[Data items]
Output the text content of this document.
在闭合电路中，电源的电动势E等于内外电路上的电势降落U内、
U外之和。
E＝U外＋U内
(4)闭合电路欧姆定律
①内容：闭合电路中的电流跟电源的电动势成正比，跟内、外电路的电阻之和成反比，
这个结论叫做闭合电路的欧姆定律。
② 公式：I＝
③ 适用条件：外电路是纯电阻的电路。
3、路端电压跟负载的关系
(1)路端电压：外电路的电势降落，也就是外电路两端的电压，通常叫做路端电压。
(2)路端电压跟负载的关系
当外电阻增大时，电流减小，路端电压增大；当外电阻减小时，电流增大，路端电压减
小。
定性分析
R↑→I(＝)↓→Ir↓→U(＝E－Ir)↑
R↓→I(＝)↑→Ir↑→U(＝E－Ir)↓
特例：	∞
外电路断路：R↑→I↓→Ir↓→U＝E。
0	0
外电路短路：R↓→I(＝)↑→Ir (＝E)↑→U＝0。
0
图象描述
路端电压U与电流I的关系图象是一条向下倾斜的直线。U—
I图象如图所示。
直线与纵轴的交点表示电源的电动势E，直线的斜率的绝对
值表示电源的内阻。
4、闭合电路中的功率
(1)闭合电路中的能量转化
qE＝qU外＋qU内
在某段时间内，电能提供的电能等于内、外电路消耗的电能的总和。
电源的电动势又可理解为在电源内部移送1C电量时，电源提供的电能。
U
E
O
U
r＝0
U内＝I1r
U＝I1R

==

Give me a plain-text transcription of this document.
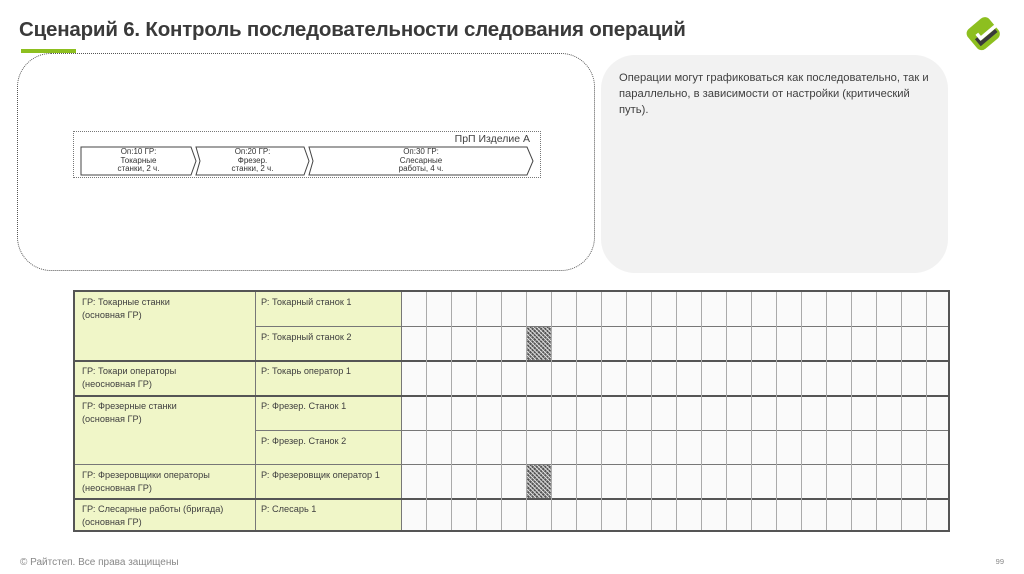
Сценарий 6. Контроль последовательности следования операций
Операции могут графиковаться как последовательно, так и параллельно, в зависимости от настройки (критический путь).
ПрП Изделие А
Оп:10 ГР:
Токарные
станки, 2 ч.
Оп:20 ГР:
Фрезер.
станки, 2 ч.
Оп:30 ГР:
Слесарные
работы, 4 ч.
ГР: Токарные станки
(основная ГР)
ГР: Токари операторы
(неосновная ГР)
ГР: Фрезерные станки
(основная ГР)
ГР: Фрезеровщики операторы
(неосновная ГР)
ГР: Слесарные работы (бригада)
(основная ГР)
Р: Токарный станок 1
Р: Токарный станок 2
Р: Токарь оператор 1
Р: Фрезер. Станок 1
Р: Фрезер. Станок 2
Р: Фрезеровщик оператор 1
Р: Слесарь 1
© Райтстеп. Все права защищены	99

■ What to work on
Report the number of lines in the entries above that include the word "document" and add nothing to it.

■ Solution to the problem
2